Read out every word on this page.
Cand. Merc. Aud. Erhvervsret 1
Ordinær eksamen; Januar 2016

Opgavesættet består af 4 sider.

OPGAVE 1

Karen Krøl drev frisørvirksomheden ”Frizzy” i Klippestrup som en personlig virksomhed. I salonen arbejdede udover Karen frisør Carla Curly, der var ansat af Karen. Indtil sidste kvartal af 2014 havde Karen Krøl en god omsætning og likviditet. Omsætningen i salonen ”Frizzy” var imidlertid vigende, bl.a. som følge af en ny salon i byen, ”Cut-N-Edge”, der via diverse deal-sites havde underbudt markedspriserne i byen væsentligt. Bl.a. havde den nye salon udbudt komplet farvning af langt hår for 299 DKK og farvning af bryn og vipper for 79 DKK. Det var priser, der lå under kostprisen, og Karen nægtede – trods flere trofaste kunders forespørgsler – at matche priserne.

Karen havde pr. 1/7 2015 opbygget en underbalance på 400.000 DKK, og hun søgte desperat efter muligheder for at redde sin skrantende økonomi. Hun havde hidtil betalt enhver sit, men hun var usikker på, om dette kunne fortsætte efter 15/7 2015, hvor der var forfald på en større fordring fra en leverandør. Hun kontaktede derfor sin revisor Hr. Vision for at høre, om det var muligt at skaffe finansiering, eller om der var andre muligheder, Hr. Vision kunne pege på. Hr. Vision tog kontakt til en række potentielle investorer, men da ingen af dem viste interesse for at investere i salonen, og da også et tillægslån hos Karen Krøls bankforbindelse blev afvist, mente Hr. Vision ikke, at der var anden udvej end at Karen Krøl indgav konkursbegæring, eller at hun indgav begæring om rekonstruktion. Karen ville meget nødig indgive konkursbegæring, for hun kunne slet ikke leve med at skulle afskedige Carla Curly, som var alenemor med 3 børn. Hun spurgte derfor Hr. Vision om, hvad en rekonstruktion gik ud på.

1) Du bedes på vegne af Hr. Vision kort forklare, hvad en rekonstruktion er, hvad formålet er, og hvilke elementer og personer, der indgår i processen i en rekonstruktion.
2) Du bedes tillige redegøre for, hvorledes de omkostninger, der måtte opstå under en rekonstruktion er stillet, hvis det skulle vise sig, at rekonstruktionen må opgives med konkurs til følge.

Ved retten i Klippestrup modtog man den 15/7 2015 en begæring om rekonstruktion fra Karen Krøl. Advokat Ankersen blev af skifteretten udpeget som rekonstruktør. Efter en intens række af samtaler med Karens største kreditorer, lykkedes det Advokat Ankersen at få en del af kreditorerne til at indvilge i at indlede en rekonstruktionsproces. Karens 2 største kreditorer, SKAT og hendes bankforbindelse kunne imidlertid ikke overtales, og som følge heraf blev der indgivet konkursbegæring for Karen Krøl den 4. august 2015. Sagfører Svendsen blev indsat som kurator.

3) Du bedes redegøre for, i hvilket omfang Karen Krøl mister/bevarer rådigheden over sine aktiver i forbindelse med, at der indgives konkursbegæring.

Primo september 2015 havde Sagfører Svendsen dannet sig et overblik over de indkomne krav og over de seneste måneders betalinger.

※ ※ ※

WHAT YOU SHOULD DO
Return every record, word for word.

COMPLETE RESPONSE
Read out every word on this page.
Cand. Merc. Aud. Erhvervsret 1
Ordinær eksamen; Januar 2016

Opgavesættet består af 4 sider.

OPGAVE 1

Karen Krøl drev frisørvirksomheden ”Frizzy” i Klippestrup som en personlig virksomhed. I salonen arbejdede udover Karen frisør Carla Curly, der var ansat af Karen. Indtil sidste kvartal af 2014 havde Karen Krøl en god omsætning og likviditet. Omsætningen i salonen ”Frizzy” var imidlertid vigende, bl.a. som følge af en ny salon i byen, ”Cut-N-Edge”, der via diverse deal-sites havde underbudt markedspriserne i byen væsentligt. Bl.a. havde den nye salon udbudt komplet farvning af langt hår for 299 DKK og farvning af bryn og vipper for 79 DKK. Det var priser, der lå under kostprisen, og Karen nægtede – trods flere trofaste kunders forespørgsler – at matche priserne.

Karen havde pr. 1/7 2015 opbygget en underbalance på 400.000 DKK, og hun søgte desperat efter muligheder for at redde sin skrantende økonomi. Hun havde hidtil betalt enhver sit, men hun var usikker på, om dette kunne fortsætte efter 15/7 2015, hvor der var forfald på en større fordring fra en leverandør. Hun kontaktede derfor sin revisor Hr. Vision for at høre, om det var muligt at skaffe finansiering, eller om der var andre muligheder, Hr. Vision kunne pege på. Hr. Vision tog kontakt til en række potentielle investorer, men da ingen af dem viste interesse for at investere i salonen, og da også et tillægslån hos Karen Krøls bankforbindelse blev afvist, mente Hr. Vision ikke, at der var anden udvej end at Karen Krøl indgav konkursbegæring, eller at hun indgav begæring om rekonstruktion. Karen ville meget nødig indgive konkursbegæring, for hun kunne slet ikke leve med at skulle afskedige Carla Curly, som var alenemor med 3 børn. Hun spurgte derfor Hr. Vision om, hvad en rekonstruktion gik ud på.

1) Du bedes på vegne af Hr. Vision kort forklare, hvad en rekonstruktion er, hvad formålet er, og hvilke elementer og personer, der indgår i processen i en rekonstruktion.
2) Du bedes tillige redegøre for, hvorledes de omkostninger, der måtte opstå under en rekonstruktion er stillet, hvis det skulle vise sig, at rekonstruktionen må opgives med konkurs til følge.

Ved retten i Klippestrup modtog man den 15/7 2015 en begæring om rekonstruktion fra Karen Krøl. Advokat Ankersen blev af skifteretten udpeget som rekonstruktør. Efter en intens række af samtaler med Karens største kreditorer, lykkedes det Advokat Ankersen at få en del af kreditorerne til at indvilge i at indlede en rekonstruktionsproces. Karens 2 største kreditorer, SKAT og hendes bankforbindelse kunne imidlertid ikke overtales, og som følge heraf blev der indgivet konkursbegæring for Karen Krøl den 4. august 2015. Sagfører Svendsen blev indsat som kurator.

3) Du bedes redegøre for, i hvilket omfang Karen Krøl mister/bevarer rådigheden over sine aktiver i forbindelse med, at der indgives konkursbegæring.

Primo september 2015 havde Sagfører Svendsen dannet sig et overblik over de indkomne krav og over de seneste måneders betalinger.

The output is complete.